• **EXERCISE REQUIREMENTS**: Search the data below for "left"; list each line that holds it.

:: LISTED RECORDS

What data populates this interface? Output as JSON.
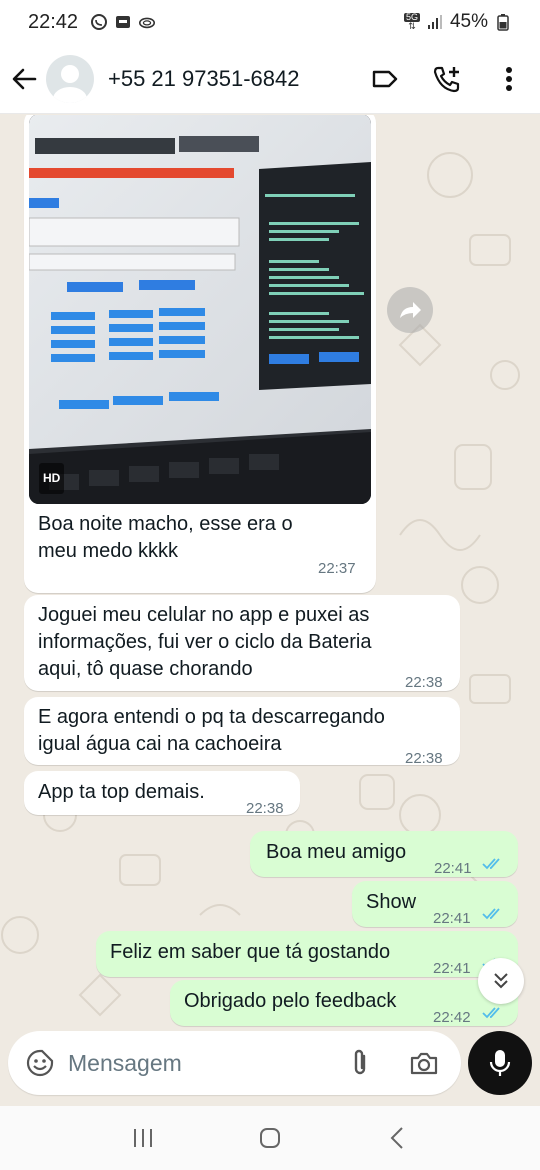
{
  "status_bar": {
    "time": "22:42",
    "network": "5G",
    "battery": "45%"
  },
  "header": {
    "contact": "+55 21 97351-6842"
  },
  "photo": {
    "badge": "HD"
  },
  "messages": [
    {
      "direction": "in",
      "text_lines": [
        "Boa noite macho, esse era o",
        "meu medo kkkk"
      ],
      "time": "22:37"
    },
    {
      "direction": "in",
      "text_lines": [
        "Joguei meu celular no app e puxei as",
        "informações, fui ver o ciclo da Bateria",
        "aqui, tô quase chorando"
      ],
      "time": "22:38"
    },
    {
      "direction": "in",
      "text_lines": [
        "E agora entendi o pq ta descarregando",
        "igual água cai na cachoeira"
      ],
      "time": "22:38"
    },
    {
      "direction": "in",
      "text_lines": [
        "App ta top demais."
      ],
      "time": "22:38"
    },
    {
      "direction": "out",
      "text_lines": [
        "Boa meu amigo"
      ],
      "time": "22:41",
      "status": "read"
    },
    {
      "direction": "out",
      "text_lines": [
        "Show"
      ],
      "time": "22:41",
      "status": "read"
    },
    {
      "direction": "out",
      "text_lines": [
        "Feliz em saber que tá gostando"
      ],
      "time": "22:41",
      "status": "read"
    },
    {
      "direction": "out",
      "text_lines": [
        "Obrigado pelo feedback"
      ],
      "time": "22:42",
      "status": "read"
    }
  ],
  "composer": {
    "placeholder": "Mensagem"
  },
  "colors": {
    "incoming_bubble": "#ffffff",
    "outgoing_bubble": "#d9fdd3",
    "chat_background": "#efeae2",
    "read_ticks": "#53bdeb",
    "timestamp": "#667781"
  },
  "icons": {
    "back": "arrow-left-icon",
    "label": "label-tag-icon",
    "add_call": "phone-plus-icon",
    "more": "more-vertical-icon",
    "forward": "forward-icon",
    "emoji": "sticker-emoji-icon",
    "attach": "paperclip-icon",
    "camera": "camera-icon",
    "mic": "microphone-icon",
    "scroll_down": "double-chevron-down-icon"
  }
}
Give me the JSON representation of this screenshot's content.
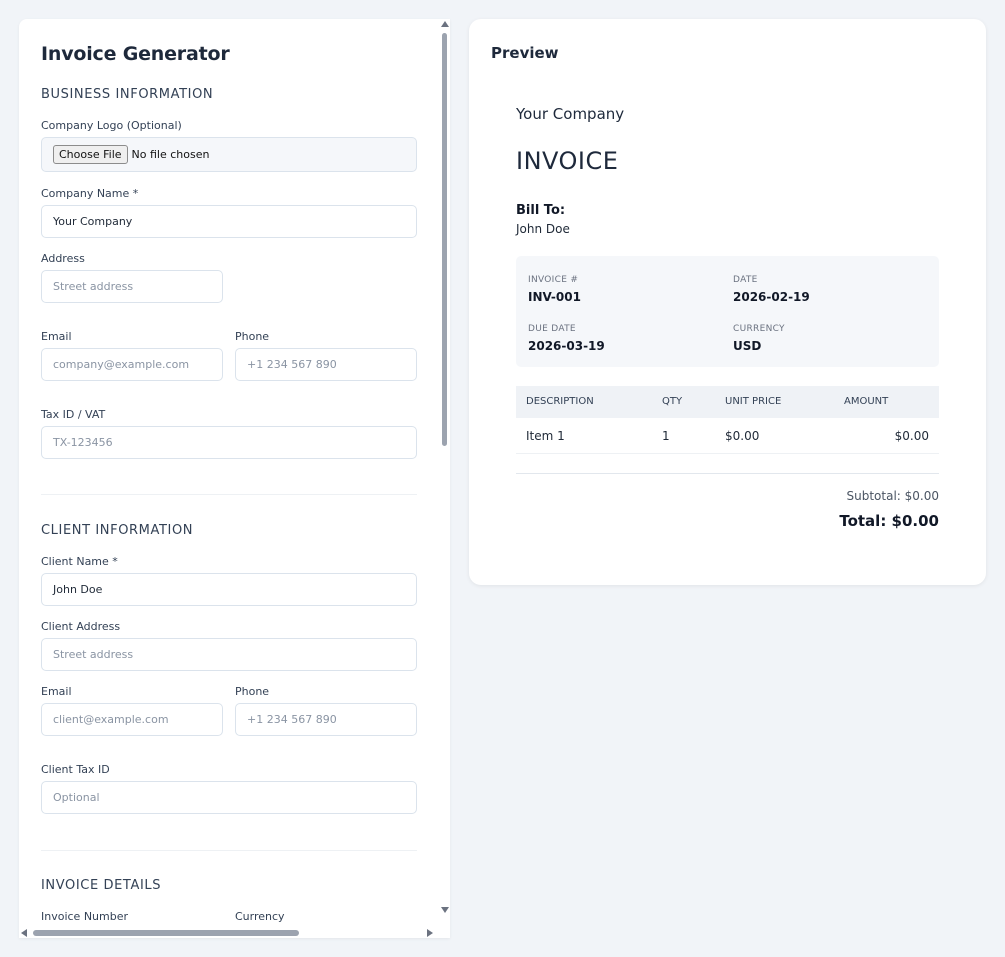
{
  "form": {
    "title": "Invoice Generator",
    "business": {
      "heading": "BUSINESS INFORMATION",
      "logo_label": "Company Logo (Optional)",
      "file_button": "Choose File",
      "file_status": "No file chosen",
      "company_name_label": "Company Name *",
      "company_name_value": "Your Company",
      "address_label": "Address",
      "address_placeholder": "Street address",
      "email_label": "Email",
      "email_placeholder": "company@example.com",
      "phone_label": "Phone",
      "phone_placeholder": "+1 234 567 890",
      "tax_label": "Tax ID / VAT",
      "tax_placeholder": "TX-123456"
    },
    "client": {
      "heading": "CLIENT INFORMATION",
      "name_label": "Client Name *",
      "name_value": "John Doe",
      "address_label": "Client Address",
      "address_placeholder": "Street address",
      "email_label": "Email",
      "email_placeholder": "client@example.com",
      "phone_label": "Phone",
      "phone_placeholder": "+1 234 567 890",
      "tax_label": "Client Tax ID",
      "tax_placeholder": "Optional"
    },
    "details": {
      "heading": "INVOICE DETAILS",
      "number_label": "Invoice Number",
      "currency_label": "Currency"
    }
  },
  "preview": {
    "title": "Preview",
    "company": "Your Company",
    "doc_title": "INVOICE",
    "bill_to_label": "Bill To:",
    "client_name": "John Doe",
    "meta": {
      "invoice_no_label": "INVOICE #",
      "invoice_no": "INV-001",
      "date_label": "DATE",
      "date": "2026-02-19",
      "due_label": "DUE DATE",
      "due": "2026-03-19",
      "currency_label": "CURRENCY",
      "currency": "USD"
    },
    "table": {
      "headers": [
        "DESCRIPTION",
        "QTY",
        "UNIT PRICE",
        "AMOUNT"
      ],
      "rows": [
        {
          "description": "Item 1",
          "qty": "1",
          "unit_price": "$0.00",
          "amount": "$0.00"
        }
      ]
    },
    "subtotal": "Subtotal: $0.00",
    "total": "Total: $0.00"
  },
  "icons": {
    "scroll_up": "triangle-up",
    "scroll_down": "triangle-down",
    "scroll_left": "triangle-left",
    "scroll_right": "triangle-right"
  }
}
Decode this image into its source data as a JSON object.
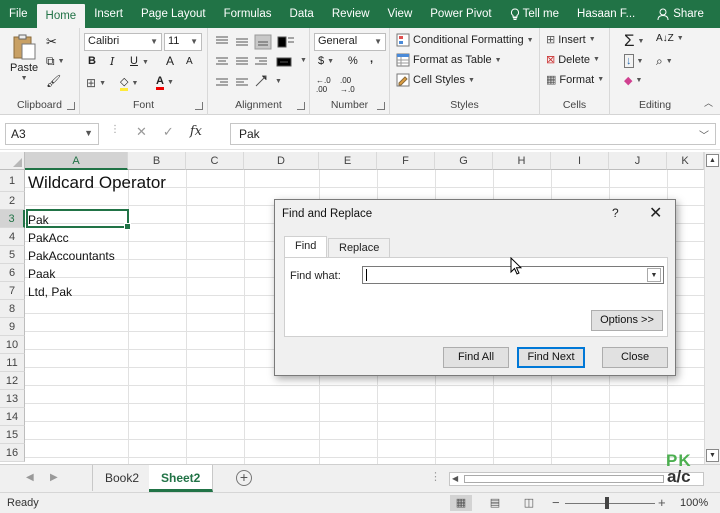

::::

• **ANSWER FOR THE TASK**:
    "back": "arrow-left-icon",
    "scroll_left": "triangle-left",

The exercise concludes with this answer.